- [Data for processing]:

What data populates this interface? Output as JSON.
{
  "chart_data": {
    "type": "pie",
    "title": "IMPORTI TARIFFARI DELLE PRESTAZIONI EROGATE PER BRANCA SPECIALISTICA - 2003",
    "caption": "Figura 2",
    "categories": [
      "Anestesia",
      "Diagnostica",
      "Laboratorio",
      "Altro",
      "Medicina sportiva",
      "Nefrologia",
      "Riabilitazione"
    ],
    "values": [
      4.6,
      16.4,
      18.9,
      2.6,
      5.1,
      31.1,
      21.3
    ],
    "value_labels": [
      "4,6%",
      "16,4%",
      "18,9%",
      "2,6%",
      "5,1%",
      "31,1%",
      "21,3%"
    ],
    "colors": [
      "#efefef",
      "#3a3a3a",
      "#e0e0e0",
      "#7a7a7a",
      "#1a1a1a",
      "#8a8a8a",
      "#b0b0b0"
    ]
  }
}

- [Stated task]: All of the material above needs to be copied exactly.

- [Output]:
What data populates this interface? Output as JSON.
{
  "chart_data": {
    "type": "pie",
    "title": "IMPORTI TARIFFARI DELLE PRESTAZIONI EROGATE PER BRANCA SPECIALISTICA - 2003",
    "caption": "Figura 2",
    "categories": [
      "Anestesia",
      "Diagnostica",
      "Laboratorio",
      "Altro",
      "Medicina sportiva",
      "Nefrologia",
      "Riabilitazione"
    ],
    "values": [
      4.6,
      16.4,
      18.9,
      2.6,
      5.1,
      31.1,
      21.3
    ],
    "value_labels": [
      "4,6%",
      "16,4%",
      "18,9%",
      "2,6%",
      "5,1%",
      "31,1%",
      "21,3%"
    ],
    "colors": [
      "#efefef",
      "#3a3a3a",
      "#e0e0e0",
      "#7a7a7a",
      "#1a1a1a",
      "#8a8a8a",
      "#b0b0b0"
    ]
  }
}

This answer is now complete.